**DATASET RECORDS**
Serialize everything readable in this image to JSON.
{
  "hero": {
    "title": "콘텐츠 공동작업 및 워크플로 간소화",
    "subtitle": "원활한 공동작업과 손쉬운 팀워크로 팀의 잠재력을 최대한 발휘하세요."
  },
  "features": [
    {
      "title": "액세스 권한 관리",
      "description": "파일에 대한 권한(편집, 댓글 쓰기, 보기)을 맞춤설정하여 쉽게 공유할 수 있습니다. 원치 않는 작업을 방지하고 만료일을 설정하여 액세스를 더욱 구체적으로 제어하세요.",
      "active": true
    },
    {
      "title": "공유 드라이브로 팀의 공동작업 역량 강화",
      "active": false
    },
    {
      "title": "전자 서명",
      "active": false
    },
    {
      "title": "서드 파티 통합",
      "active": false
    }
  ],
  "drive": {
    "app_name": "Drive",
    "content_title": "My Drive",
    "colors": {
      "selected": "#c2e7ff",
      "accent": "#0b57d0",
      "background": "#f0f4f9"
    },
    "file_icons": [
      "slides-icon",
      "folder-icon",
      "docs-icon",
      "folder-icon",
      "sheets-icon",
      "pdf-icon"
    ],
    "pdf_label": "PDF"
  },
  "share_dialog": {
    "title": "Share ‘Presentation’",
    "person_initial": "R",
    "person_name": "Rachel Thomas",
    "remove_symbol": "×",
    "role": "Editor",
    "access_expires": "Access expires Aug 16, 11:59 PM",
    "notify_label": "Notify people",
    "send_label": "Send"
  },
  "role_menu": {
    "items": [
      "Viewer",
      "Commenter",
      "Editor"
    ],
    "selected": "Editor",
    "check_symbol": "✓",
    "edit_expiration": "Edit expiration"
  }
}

**SHORT TASK**
Show the lines from the data above that contain the string "Editor".

**ANSWER IN FULL**
    "role": "Editor",
      "Editor"
    "selected": "Editor",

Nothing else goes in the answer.